■ RECORDS PROVIDED

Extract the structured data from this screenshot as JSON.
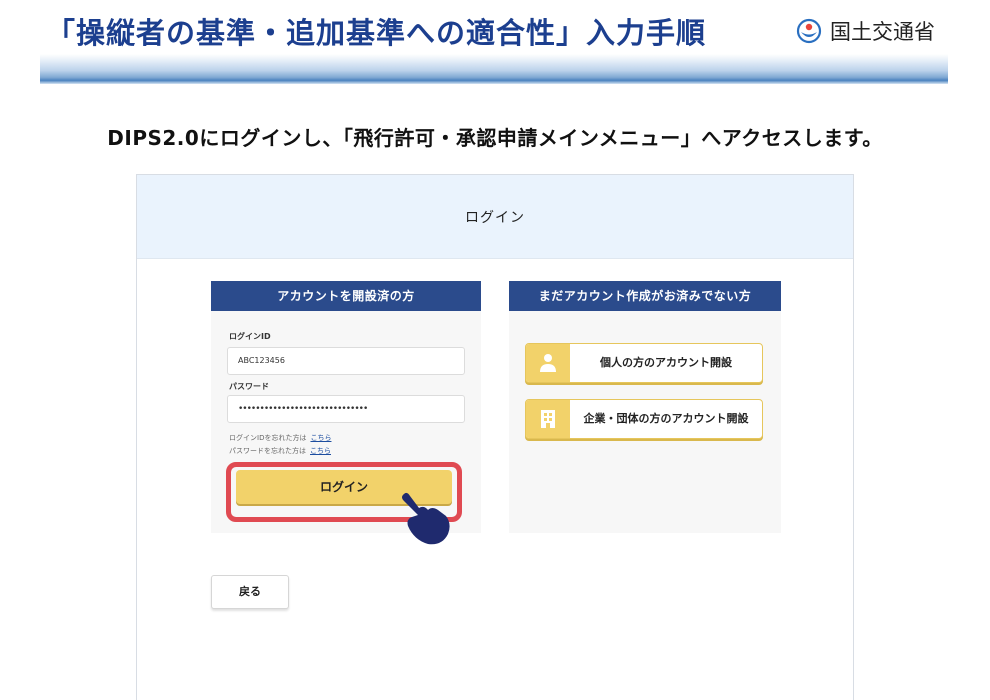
{
  "slide": {
    "title": "「操縦者の基準・追加基準への適合性」入力手順",
    "ministry": "国土交通省",
    "instruction": "DIPS2.0にログインし、「飛行許可・承認申請メインメニュー」へアクセスします。"
  },
  "login_page": {
    "title": "ログイン",
    "existing_account": {
      "heading": "アカウントを開設済の方",
      "login_id_label": "ログインID",
      "login_id_value": "ABC123456",
      "password_label": "パスワード",
      "password_value": "••••••••••••••••••••••••••••••",
      "forgot_id_text": "ログインIDを忘れた方は",
      "forgot_password_text": "パスワードを忘れた方は",
      "here_link": "こちら",
      "login_button": "ログイン"
    },
    "new_account": {
      "heading": "まだアカウント作成がお済みでない方",
      "individual_button": "個人の方のアカウント開設",
      "corporate_button": "企業・団体の方のアカウント開設"
    },
    "back_button": "戻る"
  },
  "colors": {
    "title_blue": "#1c3f8f",
    "card_header_navy": "#2b4b8c",
    "button_yellow": "#f2d26a",
    "highlight_red": "#e04a52",
    "pointer_navy": "#1f2a6e",
    "panel_header_bg": "#eaf3fd"
  },
  "icons": {
    "ministry_logo": "mlit-logo-icon",
    "individual": "person-icon",
    "corporate": "building-icon",
    "pointer": "pointing-hand-icon"
  }
}
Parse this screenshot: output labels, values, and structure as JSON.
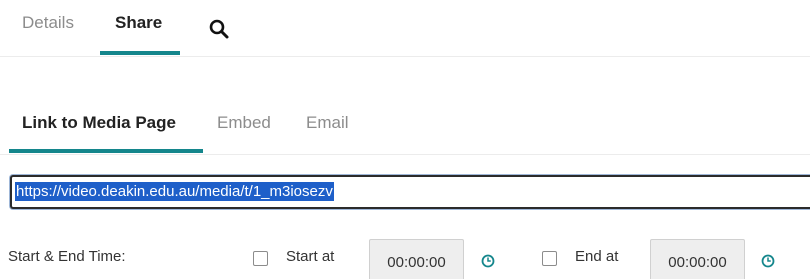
{
  "top_tabs": {
    "details": "Details",
    "share": "Share",
    "search_icon": "search-icon"
  },
  "share_tabs": {
    "link": "Link to Media Page",
    "embed": "Embed",
    "email": "Email"
  },
  "link": {
    "url": "https://video.deakin.edu.au/media/t/1_m3iosezv"
  },
  "time": {
    "label": "Start & End Time:",
    "start_label": "Start at",
    "start_value": "00:00:00",
    "end_label": "End at",
    "end_value": "00:00:00",
    "clock_icon": "clock-icon"
  },
  "colors": {
    "accent": "#14868c",
    "selection": "#1e5fc9",
    "muted_text": "#8c8c8c"
  }
}
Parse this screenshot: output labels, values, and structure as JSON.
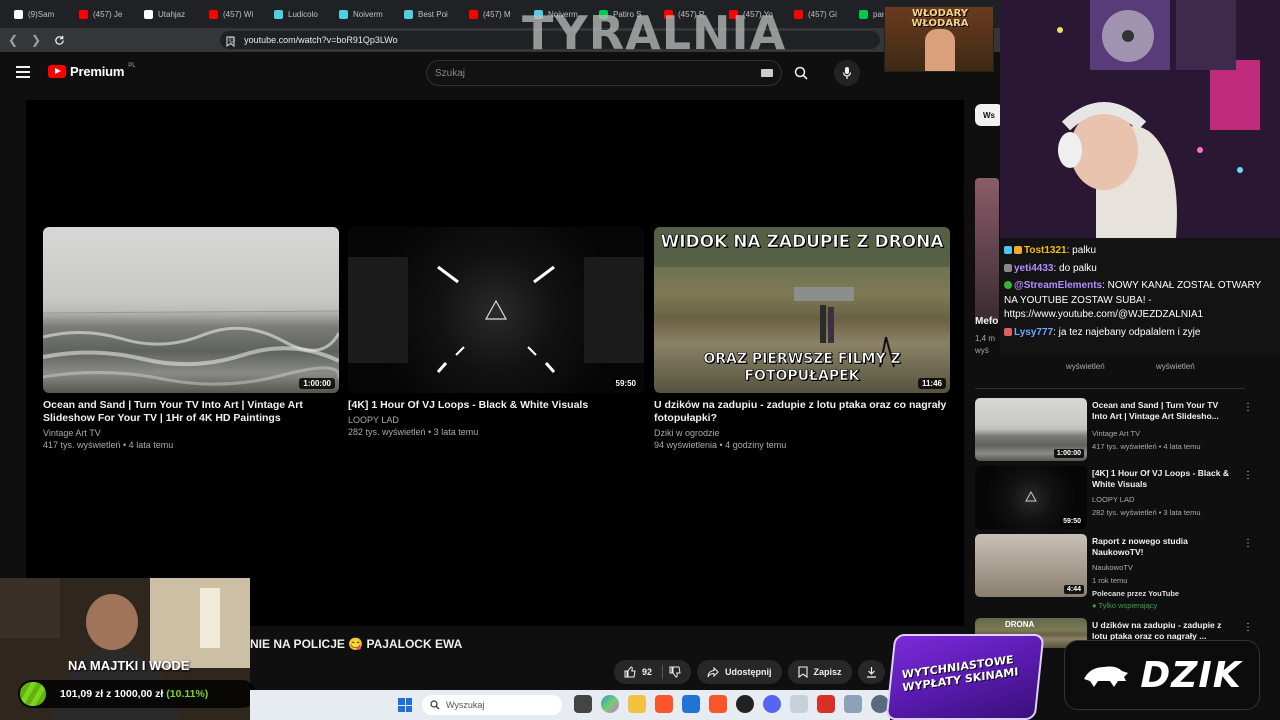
{
  "browser": {
    "tabs": [
      "(9)Sam",
      "(457) Je",
      "Utahjaz",
      "(457) Wi",
      "Ludicolo",
      "Noiverm",
      "Best Poi",
      "(457) M",
      "Noiverm",
      "Patiro S",
      "(457) R",
      "(457) Yo",
      "(457) Gi",
      "paramo"
    ],
    "tab_colors": [
      "#ffffff",
      "#ff0000",
      "#ffffff",
      "#ff0000",
      "#4dd0e1",
      "#4dd0e1",
      "#4dd0e1",
      "#ff0000",
      "#4dd0e1",
      "#00c853",
      "#ff0000",
      "#ff0000",
      "#ff0000",
      "#00c853"
    ],
    "url": "youtube.com/watch?v=boR91Qp3LWo"
  },
  "overlay": {
    "logo": "TYRALNIA",
    "wlodary": "WŁODARY WŁODARA",
    "player_text": "NIE NA POLICJE 😋 PAJALOCK EWA",
    "goal_title": "NA MAJTKI I WODE",
    "goal_current": "101,09 zł",
    "goal_sep": "z",
    "goal_target": "1000,00 zł",
    "goal_percent": "(10.11%)",
    "goal_fraction": 0.1011,
    "brand": "DZIK",
    "promo": "WYTCHNIASTOWE WYPŁATY SKINAMI"
  },
  "youtube": {
    "brand": "Premium",
    "region": "PL",
    "search_placeholder": "Szukaj",
    "endscreen": [
      {
        "title": "Ocean and Sand | Turn Your TV Into Art | Vintage Art Slideshow For Your TV | 1Hr of 4K HD Paintings",
        "channel": "Vintage Art TV",
        "meta": "417 tys. wyświetleń • 4 lata temu",
        "duration": "1:00:00"
      },
      {
        "title": "[4K] 1 Hour Of VJ Loops - Black & White Visuals",
        "channel": "LOOPY LAD",
        "meta": "282 tys. wyświetleń • 3 lata temu",
        "duration": "59:50"
      },
      {
        "title": "U dzików na zadupiu - zadupie z lotu ptaka oraz co nagrały fotopułapki?",
        "channel": "Dziki w ogrodzie",
        "meta": "94 wyświetlenia • 4 godziny temu",
        "duration": "11:46",
        "thumb_top": "WIDOK NA ZADUPIE Z DRONA",
        "thumb_bottom": "ORAZ PIERWSZE FILMY Z FOTOPUŁAPEK"
      }
    ],
    "actions": {
      "likes": "92",
      "share": "Udostępnij",
      "save": "Zapisz"
    },
    "chips": [
      "Ws"
    ],
    "side_partial": {
      "title": "Mefo",
      "meta1": "1,4 m",
      "meta2": "wyś",
      "views_label_1": "wyświetleń",
      "views_label_2": "wyświetleń"
    },
    "recommendations": [
      {
        "title": "Ocean and Sand | Turn Your TV Into Art | Vintage Art Slidesho...",
        "channel": "Vintage Art TV",
        "meta": "417 tys. wyświetleń • 4 lata temu",
        "duration": "1:00:00"
      },
      {
        "title": "[4K] 1 Hour Of VJ Loops - Black & White Visuals",
        "channel": "LOOPY LAD",
        "meta": "282 tys. wyświetleń • 3 lata temu",
        "duration": "59:50"
      },
      {
        "title": "Raport z nowego studia NaukowoTV!",
        "channel": "NaukowoTV",
        "meta": "1 rok temu",
        "extra": "Polecane przez YouTube",
        "badge": "Tylko wspierający",
        "duration": "4:44"
      },
      {
        "title": "U dzików na zadupiu - zadupie z lotu ptaka oraz co nagrały ...",
        "thumb_text": "DRONA"
      }
    ]
  },
  "chat": [
    {
      "user": "Tost1321",
      "color": "#f0c000",
      "text": ": palku"
    },
    {
      "user": "yeti4433",
      "color": "#b58cff",
      "text": ": do palku"
    },
    {
      "user": "@StreamElements",
      "color": "#b58cff",
      "text": ": NOWY KANAŁ ZOSTAŁ OTWARY NA YOUTUBE ZOSTAW SUBA! - https://www.youtube.com/@WJEZDZALNIA1"
    },
    {
      "user": "Lysy777",
      "color": "#6fa8ff",
      "text": ": ja tez najebany odpalalem i zyje"
    }
  ],
  "taskbar": {
    "search_placeholder": "Wyszukaj"
  }
}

■ PROMPT
Skip the pictures and transcribe the rest of the records exactly.

■ SOLUTION FOR THIS EXERCISE
Extract the structured data from this screenshot as JSON.
{
  "slide": {
    "title": "「操縦者の基準・追加基準への適合性」入力手順",
    "ministry": "国土交通省",
    "instruction": "DIPS2.0にログインし、「飛行許可・承認申請メインメニュー」へアクセスします。"
  },
  "login_page": {
    "title": "ログイン",
    "existing_account": {
      "heading": "アカウントを開設済の方",
      "login_id_label": "ログインID",
      "login_id_value": "ABC123456",
      "password_label": "パスワード",
      "password_value": "••••••••••••••••••••••••••••••",
      "forgot_id_text": "ログインIDを忘れた方は",
      "forgot_password_text": "パスワードを忘れた方は",
      "here_link": "こちら",
      "login_button": "ログイン"
    },
    "new_account": {
      "heading": "まだアカウント作成がお済みでない方",
      "individual_button": "個人の方のアカウント開設",
      "corporate_button": "企業・団体の方のアカウント開設"
    },
    "back_button": "戻る"
  },
  "colors": {
    "title_blue": "#1c3f8f",
    "card_header_navy": "#2b4b8c",
    "button_yellow": "#f2d26a",
    "highlight_red": "#e04a52",
    "pointer_navy": "#1f2a6e",
    "panel_header_bg": "#eaf3fd"
  },
  "icons": {
    "ministry_logo": "mlit-logo-icon",
    "individual": "person-icon",
    "corporate": "building-icon",
    "pointer": "pointing-hand-icon"
  }
}
Parse this screenshot: output labels, values, and structure as JSON.
{
  "top_tabs": {
    "details": "Details",
    "share": "Share",
    "search_icon": "search-icon"
  },
  "share_tabs": {
    "link": "Link to Media Page",
    "embed": "Embed",
    "email": "Email"
  },
  "link": {
    "url": "https://video.deakin.edu.au/media/t/1_m3iosezv"
  },
  "time": {
    "label": "Start & End Time:",
    "start_label": "Start at",
    "start_value": "00:00:00",
    "end_label": "End at",
    "end_value": "00:00:00",
    "clock_icon": "clock-icon"
  },
  "colors": {
    "accent": "#14868c",
    "selection": "#1e5fc9",
    "muted_text": "#8c8c8c"
  }
}
Parse this screenshot: output labels, values, and structure as JSON.
{
  "browser": {
    "tabs": [
      "(9)Sam",
      "(457) Je",
      "Utahjaz",
      "(457) Wi",
      "Ludicolo",
      "Noiverm",
      "Best Poi",
      "(457) M",
      "Noiverm",
      "Patiro S",
      "(457) R",
      "(457) Yo",
      "(457) Gi",
      "paramo"
    ],
    "tab_colors": [
      "#ffffff",
      "#ff0000",
      "#ffffff",
      "#ff0000",
      "#4dd0e1",
      "#4dd0e1",
      "#4dd0e1",
      "#ff0000",
      "#4dd0e1",
      "#00c853",
      "#ff0000",
      "#ff0000",
      "#ff0000",
      "#00c853"
    ],
    "url": "youtube.com/watch?v=boR91Qp3LWo"
  },
  "overlay": {
    "logo": "TYRALNIA",
    "wlodary": "WŁODARY WŁODARA",
    "player_text": "NIE NA POLICJE 😋 PAJALOCK EWA",
    "goal_title": "NA MAJTKI I WODE",
    "goal_current": "101,09 zł",
    "goal_sep": "z",
    "goal_target": "1000,00 zł",
    "goal_percent": "(10.11%)",
    "goal_fraction": 0.1011,
    "brand": "DZIK",
    "promo": "WYTCHNIASTOWE WYPŁATY SKINAMI"
  },
  "youtube": {
    "brand": "Premium",
    "region": "PL",
    "search_placeholder": "Szukaj",
    "endscreen": [
      {
        "title": "Ocean and Sand | Turn Your TV Into Art | Vintage Art Slideshow For Your TV | 1Hr of 4K HD Paintings",
        "channel": "Vintage Art TV",
        "meta": "417 tys. wyświetleń • 4 lata temu",
        "duration": "1:00:00"
      },
      {
        "title": "[4K] 1 Hour Of VJ Loops - Black & White Visuals",
        "channel": "LOOPY LAD",
        "meta": "282 tys. wyświetleń • 3 lata temu",
        "duration": "59:50"
      },
      {
        "title": "U dzików na zadupiu - zadupie z lotu ptaka oraz co nagrały fotopułapki?",
        "channel": "Dziki w ogrodzie",
        "meta": "94 wyświetlenia • 4 godziny temu",
        "duration": "11:46",
        "thumb_top": "WIDOK NA ZADUPIE Z DRONA",
        "thumb_bottom": "ORAZ PIERWSZE FILMY Z FOTOPUŁAPEK"
      }
    ],
    "actions": {
      "likes": "92",
      "share": "Udostępnij",
      "save": "Zapisz"
    },
    "chips": [
      "Ws"
    ],
    "side_partial": {
      "title": "Mefo",
      "meta1": "1,4 m",
      "meta2": "wyś",
      "views_label_1": "wyświetleń",
      "views_label_2": "wyświetleń"
    },
    "recommendations": [
      {
        "title": "Ocean and Sand | Turn Your TV Into Art | Vintage Art Slidesho...",
        "channel": "Vintage Art TV",
        "meta": "417 tys. wyświetleń • 4 lata temu",
        "duration": "1:00:00"
      },
      {
        "title": "[4K] 1 Hour Of VJ Loops - Black & White Visuals",
        "channel": "LOOPY LAD",
        "meta": "282 tys. wyświetleń • 3 lata temu",
        "duration": "59:50"
      },
      {
        "title": "Raport z nowego studia NaukowoTV!",
        "channel": "NaukowoTV",
        "meta": "1 rok temu",
        "extra": "Polecane przez YouTube",
        "badge": "Tylko wspierający",
        "duration": "4:44"
      },
      {
        "title": "U dzików na zadupiu - zadupie z lotu ptaka oraz co nagrały ...",
        "thumb_text": "DRONA"
      }
    ]
  },
  "chat": [
    {
      "user": "Tost1321",
      "color": "#f0c000",
      "text": ": palku"
    },
    {
      "user": "yeti4433",
      "color": "#b58cff",
      "text": ": do palku"
    },
    {
      "user": "@StreamElements",
      "color": "#b58cff",
      "text": ": NOWY KANAŁ ZOSTAŁ OTWARY NA YOUTUBE ZOSTAW SUBA! - https://www.youtube.com/@WJEZDZALNIA1"
    },
    {
      "user": "Lysy777",
      "color": "#6fa8ff",
      "text": ": ja tez najebany odpalalem i zyje"
    }
  ],
  "taskbar": {
    "search_placeholder": "Wyszukaj"
  }
}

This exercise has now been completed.